(Stored data entries)
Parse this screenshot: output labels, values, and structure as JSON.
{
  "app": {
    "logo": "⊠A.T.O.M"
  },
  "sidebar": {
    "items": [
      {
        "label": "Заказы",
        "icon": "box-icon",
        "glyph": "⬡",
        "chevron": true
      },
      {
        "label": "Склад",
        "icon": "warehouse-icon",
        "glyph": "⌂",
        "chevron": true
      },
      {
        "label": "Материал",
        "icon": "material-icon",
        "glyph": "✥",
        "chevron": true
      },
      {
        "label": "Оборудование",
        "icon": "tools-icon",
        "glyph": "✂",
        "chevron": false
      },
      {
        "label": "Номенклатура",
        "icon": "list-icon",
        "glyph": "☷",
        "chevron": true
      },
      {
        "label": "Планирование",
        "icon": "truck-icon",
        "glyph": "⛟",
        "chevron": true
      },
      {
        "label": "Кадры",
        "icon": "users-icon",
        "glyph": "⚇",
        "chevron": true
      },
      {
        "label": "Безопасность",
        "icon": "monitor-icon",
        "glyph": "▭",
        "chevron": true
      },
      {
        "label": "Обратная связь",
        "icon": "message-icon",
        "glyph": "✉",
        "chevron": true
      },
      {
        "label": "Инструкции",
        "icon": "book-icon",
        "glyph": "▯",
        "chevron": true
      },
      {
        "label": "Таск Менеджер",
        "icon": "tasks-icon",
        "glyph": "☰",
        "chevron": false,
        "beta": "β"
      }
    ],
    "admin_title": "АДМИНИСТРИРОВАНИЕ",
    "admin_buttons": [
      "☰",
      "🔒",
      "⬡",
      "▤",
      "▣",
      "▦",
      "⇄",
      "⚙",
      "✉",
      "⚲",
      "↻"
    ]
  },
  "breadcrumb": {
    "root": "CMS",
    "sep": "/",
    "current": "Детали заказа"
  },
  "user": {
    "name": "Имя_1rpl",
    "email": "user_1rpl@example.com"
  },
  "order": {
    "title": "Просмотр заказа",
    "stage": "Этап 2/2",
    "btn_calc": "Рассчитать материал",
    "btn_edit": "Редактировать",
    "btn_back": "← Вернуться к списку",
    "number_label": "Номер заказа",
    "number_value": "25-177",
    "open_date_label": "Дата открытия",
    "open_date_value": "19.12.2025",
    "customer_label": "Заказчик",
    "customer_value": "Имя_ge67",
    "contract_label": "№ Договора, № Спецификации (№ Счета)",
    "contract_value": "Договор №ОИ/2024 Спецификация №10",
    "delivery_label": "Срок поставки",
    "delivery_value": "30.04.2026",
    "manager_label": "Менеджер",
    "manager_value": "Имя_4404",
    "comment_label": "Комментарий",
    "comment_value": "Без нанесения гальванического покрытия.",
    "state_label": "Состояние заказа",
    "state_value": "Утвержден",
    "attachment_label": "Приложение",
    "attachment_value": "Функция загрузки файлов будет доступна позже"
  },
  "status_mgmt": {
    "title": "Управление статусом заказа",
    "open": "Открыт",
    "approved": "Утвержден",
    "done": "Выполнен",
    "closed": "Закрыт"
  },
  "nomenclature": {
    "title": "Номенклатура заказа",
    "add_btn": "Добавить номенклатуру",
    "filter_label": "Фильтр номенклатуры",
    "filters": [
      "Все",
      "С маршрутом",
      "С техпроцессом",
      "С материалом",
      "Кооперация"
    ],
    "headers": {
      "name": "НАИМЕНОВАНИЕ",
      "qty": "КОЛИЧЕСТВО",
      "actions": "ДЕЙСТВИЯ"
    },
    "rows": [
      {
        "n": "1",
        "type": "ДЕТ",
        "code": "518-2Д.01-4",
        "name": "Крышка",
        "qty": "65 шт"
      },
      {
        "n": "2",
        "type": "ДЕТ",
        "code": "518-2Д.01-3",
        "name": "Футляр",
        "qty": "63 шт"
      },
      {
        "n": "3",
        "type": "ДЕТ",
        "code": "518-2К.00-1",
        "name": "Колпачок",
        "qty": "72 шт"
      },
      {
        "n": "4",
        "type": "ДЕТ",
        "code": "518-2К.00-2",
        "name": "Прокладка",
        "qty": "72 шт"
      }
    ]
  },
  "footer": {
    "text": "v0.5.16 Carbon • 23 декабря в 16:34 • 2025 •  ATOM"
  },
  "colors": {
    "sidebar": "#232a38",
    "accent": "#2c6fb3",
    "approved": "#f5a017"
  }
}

...

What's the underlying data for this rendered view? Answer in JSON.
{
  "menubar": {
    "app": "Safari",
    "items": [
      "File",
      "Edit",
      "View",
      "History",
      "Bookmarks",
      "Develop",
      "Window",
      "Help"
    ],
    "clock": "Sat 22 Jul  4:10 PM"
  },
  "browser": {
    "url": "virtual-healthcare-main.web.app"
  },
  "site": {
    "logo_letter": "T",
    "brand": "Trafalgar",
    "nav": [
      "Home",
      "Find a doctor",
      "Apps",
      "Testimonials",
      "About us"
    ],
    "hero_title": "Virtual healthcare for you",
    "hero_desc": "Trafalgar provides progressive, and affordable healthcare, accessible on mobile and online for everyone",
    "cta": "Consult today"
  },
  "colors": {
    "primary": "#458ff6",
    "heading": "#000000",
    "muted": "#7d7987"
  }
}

Description of the task:
Reproduce each line holding the word "code".

Response:
        "code": "518-2Д.01-4",
        "code": "518-2Д.01-3",
        "code": "518-2К.00-1",
        "code": "518-2К.00-2",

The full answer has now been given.